TASK REQUIREMENTS >>
Identify the lines bearing the string "page" and gather them.

-- begin DATA FOR PROCESSING --

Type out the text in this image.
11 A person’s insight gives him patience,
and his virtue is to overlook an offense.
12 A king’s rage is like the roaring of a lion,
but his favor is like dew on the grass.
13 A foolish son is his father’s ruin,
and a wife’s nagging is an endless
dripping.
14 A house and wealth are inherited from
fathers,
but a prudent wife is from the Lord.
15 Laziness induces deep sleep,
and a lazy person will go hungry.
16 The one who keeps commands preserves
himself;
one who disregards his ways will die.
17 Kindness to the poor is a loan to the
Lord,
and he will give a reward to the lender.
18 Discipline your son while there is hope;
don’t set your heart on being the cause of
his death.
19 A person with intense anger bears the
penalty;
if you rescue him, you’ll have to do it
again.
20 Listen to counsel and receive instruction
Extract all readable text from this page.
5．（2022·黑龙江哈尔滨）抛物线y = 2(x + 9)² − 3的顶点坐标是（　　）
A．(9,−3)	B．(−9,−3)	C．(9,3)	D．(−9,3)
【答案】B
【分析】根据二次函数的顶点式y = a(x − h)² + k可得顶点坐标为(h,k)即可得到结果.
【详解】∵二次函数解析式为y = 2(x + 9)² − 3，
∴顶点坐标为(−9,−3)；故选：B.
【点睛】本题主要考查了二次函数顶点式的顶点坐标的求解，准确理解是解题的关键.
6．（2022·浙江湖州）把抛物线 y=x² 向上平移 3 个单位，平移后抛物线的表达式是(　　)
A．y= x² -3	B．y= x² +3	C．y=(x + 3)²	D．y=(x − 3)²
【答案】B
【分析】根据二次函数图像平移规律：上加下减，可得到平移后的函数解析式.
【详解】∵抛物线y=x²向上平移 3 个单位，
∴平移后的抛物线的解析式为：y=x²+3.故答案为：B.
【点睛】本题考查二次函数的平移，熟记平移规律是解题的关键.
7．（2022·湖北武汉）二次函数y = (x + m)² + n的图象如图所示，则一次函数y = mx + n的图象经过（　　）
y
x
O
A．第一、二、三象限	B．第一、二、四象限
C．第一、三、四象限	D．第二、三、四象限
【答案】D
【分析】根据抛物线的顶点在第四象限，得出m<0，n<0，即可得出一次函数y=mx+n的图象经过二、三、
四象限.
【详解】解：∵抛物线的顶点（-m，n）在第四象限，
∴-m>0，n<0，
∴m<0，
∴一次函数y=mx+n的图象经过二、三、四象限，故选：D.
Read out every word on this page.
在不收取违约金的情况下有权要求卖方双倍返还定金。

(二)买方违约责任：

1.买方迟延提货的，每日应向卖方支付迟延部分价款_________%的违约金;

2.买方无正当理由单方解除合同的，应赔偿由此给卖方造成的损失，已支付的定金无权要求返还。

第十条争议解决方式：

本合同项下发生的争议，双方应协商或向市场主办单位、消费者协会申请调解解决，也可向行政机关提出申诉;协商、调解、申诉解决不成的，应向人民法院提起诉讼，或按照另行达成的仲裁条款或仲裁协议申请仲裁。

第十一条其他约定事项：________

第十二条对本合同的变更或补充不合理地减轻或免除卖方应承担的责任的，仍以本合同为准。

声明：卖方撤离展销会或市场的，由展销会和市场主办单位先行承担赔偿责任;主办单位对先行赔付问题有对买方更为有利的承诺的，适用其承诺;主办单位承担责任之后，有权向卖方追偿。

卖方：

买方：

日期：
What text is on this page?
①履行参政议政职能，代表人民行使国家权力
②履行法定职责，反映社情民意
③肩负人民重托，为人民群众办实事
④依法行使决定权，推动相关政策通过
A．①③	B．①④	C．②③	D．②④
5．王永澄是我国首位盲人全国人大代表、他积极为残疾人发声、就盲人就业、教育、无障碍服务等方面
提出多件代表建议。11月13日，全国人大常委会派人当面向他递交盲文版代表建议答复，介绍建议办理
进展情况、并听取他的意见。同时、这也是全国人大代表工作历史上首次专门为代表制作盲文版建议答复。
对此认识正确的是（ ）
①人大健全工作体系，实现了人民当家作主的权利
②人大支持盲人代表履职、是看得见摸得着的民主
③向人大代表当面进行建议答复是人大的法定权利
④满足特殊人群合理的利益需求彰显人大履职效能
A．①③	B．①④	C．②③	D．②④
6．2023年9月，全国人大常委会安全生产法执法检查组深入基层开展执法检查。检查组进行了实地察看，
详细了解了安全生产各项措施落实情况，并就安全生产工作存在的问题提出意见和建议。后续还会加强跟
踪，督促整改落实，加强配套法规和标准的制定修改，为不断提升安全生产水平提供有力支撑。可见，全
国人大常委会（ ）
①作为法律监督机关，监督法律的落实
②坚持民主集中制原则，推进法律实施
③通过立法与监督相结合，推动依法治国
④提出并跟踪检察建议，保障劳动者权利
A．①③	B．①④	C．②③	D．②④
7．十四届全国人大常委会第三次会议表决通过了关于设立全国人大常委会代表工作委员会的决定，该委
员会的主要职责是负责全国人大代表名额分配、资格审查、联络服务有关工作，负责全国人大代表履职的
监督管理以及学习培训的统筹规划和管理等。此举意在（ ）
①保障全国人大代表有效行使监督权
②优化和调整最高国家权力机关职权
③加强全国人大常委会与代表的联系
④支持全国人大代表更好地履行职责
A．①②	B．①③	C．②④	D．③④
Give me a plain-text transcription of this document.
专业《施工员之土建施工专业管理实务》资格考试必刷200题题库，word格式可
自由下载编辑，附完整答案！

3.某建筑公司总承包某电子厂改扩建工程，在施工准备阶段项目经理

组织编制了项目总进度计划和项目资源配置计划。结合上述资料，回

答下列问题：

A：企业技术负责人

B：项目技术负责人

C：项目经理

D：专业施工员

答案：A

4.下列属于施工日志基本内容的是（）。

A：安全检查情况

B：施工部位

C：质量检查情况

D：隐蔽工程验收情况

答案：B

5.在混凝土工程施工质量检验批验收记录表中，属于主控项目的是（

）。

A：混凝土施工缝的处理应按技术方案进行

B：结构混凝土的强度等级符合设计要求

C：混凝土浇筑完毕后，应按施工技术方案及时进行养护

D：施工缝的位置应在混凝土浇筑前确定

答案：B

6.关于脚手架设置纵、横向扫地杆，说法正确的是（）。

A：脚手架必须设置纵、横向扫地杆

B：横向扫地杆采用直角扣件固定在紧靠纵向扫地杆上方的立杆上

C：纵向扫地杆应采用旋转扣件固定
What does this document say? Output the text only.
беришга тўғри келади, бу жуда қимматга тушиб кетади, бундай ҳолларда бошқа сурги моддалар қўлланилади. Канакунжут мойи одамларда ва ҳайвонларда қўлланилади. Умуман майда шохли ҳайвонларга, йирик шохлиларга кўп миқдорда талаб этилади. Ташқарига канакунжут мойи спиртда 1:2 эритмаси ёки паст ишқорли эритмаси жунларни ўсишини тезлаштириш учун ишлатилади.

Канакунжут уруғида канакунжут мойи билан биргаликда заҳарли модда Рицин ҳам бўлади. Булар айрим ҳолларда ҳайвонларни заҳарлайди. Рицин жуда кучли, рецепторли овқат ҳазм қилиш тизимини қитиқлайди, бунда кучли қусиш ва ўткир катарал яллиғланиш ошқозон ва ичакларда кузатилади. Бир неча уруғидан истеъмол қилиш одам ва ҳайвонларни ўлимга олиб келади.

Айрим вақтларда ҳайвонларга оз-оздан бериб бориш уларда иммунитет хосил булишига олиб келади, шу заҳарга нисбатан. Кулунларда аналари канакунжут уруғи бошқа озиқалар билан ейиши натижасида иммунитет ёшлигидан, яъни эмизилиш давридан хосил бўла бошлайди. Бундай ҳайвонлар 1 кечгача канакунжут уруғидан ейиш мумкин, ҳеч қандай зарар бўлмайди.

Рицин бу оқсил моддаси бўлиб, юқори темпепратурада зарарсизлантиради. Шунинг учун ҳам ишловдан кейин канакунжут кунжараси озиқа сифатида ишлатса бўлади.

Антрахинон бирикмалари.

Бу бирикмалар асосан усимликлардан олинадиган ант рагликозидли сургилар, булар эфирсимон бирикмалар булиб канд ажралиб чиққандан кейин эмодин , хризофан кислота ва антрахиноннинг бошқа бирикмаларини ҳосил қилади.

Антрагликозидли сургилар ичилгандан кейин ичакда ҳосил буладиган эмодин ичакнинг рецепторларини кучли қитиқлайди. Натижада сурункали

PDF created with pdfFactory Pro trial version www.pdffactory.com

-- end DATA FOR PROCESSING --

OUTPUT >>
Extract all readable text from this page.
Read out every word on this page.
What text is on this page?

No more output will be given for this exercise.